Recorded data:

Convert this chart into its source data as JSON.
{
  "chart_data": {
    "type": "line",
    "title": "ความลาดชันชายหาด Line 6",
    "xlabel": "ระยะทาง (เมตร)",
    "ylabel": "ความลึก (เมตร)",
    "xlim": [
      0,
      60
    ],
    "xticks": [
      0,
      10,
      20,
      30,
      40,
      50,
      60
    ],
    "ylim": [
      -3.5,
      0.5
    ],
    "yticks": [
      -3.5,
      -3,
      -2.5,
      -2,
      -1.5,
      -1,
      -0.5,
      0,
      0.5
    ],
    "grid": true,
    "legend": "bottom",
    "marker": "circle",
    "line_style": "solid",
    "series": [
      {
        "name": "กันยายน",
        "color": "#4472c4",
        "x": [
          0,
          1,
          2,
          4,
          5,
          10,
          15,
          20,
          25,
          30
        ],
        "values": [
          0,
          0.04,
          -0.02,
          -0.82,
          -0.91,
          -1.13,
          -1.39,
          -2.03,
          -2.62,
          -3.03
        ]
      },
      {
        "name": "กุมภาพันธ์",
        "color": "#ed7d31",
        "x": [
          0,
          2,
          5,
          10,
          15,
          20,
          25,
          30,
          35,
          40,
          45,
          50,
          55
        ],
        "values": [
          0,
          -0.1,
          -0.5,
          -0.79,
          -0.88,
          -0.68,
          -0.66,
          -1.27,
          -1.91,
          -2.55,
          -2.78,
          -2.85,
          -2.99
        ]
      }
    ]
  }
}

* Problem:
Print the entries exactly. Include every one.

* Written solution:
Convert this chart into its source data as JSON.
{
  "chart_data": {
    "type": "line",
    "title": "ความลาดชันชายหาด Line 6",
    "xlabel": "ระยะทาง (เมตร)",
    "ylabel": "ความลึก (เมตร)",
    "xlim": [
      0,
      60
    ],
    "xticks": [
      0,
      10,
      20,
      30,
      40,
      50,
      60
    ],
    "ylim": [
      -3.5,
      0.5
    ],
    "yticks": [
      -3.5,
      -3,
      -2.5,
      -2,
      -1.5,
      -1,
      -0.5,
      0,
      0.5
    ],
    "grid": true,
    "legend": "bottom",
    "marker": "circle",
    "line_style": "solid",
    "series": [
      {
        "name": "กันยายน",
        "color": "#4472c4",
        "x": [
          0,
          1,
          2,
          4,
          5,
          10,
          15,
          20,
          25,
          30
        ],
        "values": [
          0,
          0.04,
          -0.02,
          -0.82,
          -0.91,
          -1.13,
          -1.39,
          -2.03,
          -2.62,
          -3.03
        ]
      },
      {
        "name": "กุมภาพันธ์",
        "color": "#ed7d31",
        "x": [
          0,
          2,
          5,
          10,
          15,
          20,
          25,
          30,
          35,
          40,
          45,
          50,
          55
        ],
        "values": [
          0,
          -0.1,
          -0.5,
          -0.79,
          -0.88,
          -0.68,
          -0.66,
          -1.27,
          -1.91,
          -2.55,
          -2.78,
          -2.85,
          -2.99
        ]
      }
    ]
  }
}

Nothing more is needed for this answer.